▶ TASK REQUIREMENTS: Check each line of the material below for "Business". Report how many have it, with no other words.

---------- RECORDS FOR THIS TASK

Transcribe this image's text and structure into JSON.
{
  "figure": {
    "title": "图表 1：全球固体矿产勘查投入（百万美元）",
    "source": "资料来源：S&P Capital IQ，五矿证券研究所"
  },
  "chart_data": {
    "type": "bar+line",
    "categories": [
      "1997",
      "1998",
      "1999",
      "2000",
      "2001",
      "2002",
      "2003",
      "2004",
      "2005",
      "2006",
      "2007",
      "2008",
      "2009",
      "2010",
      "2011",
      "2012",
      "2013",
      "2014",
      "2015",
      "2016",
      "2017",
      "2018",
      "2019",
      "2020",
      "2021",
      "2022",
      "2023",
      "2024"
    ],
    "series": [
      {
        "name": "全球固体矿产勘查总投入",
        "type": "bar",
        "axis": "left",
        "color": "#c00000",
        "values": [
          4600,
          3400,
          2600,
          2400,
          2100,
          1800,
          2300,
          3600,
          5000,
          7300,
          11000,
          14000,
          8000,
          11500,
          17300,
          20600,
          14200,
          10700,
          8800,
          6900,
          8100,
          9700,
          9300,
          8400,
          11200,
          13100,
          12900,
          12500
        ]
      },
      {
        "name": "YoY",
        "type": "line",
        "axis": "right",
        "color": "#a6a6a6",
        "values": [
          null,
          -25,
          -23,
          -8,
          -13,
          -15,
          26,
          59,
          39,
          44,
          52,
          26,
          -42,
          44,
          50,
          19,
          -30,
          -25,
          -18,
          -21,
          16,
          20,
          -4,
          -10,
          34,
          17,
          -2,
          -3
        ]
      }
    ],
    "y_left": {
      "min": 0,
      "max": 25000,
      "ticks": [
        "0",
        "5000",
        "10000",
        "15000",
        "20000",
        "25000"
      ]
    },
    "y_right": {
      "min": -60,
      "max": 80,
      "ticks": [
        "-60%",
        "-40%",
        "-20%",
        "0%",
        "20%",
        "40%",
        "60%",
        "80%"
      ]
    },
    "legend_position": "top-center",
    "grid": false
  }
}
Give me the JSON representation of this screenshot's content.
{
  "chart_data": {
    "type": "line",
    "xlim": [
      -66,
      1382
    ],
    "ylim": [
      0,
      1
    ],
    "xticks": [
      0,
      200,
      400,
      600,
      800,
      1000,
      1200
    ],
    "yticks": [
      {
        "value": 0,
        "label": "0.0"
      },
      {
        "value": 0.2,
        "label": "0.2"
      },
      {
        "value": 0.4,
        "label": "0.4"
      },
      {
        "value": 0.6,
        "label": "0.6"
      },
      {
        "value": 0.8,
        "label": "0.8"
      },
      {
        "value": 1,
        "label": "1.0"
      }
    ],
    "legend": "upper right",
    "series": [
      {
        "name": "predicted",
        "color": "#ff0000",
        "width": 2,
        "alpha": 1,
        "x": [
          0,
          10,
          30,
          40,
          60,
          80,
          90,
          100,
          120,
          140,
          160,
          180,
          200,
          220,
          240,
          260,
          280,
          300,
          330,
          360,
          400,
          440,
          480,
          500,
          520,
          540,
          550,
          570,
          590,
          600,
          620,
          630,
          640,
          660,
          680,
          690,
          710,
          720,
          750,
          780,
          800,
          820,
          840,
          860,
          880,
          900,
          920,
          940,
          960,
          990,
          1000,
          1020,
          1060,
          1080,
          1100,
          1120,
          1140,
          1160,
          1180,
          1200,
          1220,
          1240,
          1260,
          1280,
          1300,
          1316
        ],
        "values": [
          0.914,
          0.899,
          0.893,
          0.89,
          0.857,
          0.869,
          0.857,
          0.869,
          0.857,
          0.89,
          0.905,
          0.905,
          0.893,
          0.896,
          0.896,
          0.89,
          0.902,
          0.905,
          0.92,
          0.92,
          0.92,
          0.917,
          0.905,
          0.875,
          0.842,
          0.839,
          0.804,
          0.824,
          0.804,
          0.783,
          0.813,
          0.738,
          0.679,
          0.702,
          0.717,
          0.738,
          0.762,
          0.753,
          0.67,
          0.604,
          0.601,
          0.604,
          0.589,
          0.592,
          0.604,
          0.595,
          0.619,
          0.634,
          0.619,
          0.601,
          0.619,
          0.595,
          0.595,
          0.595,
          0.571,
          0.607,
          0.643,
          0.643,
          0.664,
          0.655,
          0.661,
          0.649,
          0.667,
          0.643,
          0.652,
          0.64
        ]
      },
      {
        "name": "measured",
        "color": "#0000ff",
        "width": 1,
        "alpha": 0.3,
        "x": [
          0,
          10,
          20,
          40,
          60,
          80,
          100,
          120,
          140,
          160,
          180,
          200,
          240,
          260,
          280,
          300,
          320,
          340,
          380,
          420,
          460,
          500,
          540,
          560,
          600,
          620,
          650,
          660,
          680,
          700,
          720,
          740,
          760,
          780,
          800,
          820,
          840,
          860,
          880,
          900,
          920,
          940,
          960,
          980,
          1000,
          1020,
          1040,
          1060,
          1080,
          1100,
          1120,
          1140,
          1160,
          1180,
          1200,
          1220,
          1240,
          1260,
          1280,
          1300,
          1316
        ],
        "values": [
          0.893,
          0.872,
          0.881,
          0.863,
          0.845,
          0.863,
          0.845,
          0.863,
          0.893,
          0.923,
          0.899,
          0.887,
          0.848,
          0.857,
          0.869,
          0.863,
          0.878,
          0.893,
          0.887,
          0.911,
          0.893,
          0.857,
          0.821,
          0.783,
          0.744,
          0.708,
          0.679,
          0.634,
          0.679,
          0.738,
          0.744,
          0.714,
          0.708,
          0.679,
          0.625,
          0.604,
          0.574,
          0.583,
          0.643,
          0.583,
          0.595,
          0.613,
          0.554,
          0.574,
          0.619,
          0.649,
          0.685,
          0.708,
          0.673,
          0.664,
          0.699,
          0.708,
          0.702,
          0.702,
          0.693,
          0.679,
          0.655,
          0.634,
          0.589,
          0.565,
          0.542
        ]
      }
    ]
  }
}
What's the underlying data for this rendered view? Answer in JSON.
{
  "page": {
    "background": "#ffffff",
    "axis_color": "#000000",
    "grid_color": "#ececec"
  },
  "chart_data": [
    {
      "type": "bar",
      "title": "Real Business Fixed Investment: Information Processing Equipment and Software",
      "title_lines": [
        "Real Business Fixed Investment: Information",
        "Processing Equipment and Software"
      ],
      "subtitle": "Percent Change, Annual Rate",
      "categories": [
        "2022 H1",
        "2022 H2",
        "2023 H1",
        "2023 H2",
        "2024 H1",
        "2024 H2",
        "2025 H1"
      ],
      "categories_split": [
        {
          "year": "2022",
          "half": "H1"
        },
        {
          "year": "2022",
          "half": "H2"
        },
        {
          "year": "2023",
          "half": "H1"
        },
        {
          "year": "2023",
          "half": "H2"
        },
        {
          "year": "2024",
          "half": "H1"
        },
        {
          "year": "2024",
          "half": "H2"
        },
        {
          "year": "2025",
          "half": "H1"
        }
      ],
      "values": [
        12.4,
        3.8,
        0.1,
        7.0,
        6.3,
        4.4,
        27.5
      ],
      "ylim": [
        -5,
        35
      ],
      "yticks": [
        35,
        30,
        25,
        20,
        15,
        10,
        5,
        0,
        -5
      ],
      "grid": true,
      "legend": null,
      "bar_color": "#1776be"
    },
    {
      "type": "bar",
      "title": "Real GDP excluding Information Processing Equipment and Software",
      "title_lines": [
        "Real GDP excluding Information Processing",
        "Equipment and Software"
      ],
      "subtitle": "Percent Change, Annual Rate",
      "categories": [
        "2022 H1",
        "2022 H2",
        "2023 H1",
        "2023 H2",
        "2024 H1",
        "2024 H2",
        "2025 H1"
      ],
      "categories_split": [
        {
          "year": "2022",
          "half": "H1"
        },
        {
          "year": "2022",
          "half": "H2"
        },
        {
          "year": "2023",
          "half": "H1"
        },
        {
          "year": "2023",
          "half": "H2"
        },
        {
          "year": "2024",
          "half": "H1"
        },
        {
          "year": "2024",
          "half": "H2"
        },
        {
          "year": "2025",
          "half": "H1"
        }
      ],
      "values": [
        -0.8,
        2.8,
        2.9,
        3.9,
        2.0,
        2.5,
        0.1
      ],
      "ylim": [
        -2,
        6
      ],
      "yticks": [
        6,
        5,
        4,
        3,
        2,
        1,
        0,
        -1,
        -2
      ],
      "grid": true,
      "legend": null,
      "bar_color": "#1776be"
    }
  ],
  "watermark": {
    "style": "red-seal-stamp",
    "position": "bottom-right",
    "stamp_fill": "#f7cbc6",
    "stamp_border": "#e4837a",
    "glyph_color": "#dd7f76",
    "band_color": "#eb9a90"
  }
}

--------------------

▶ CORRECT RESULT: 2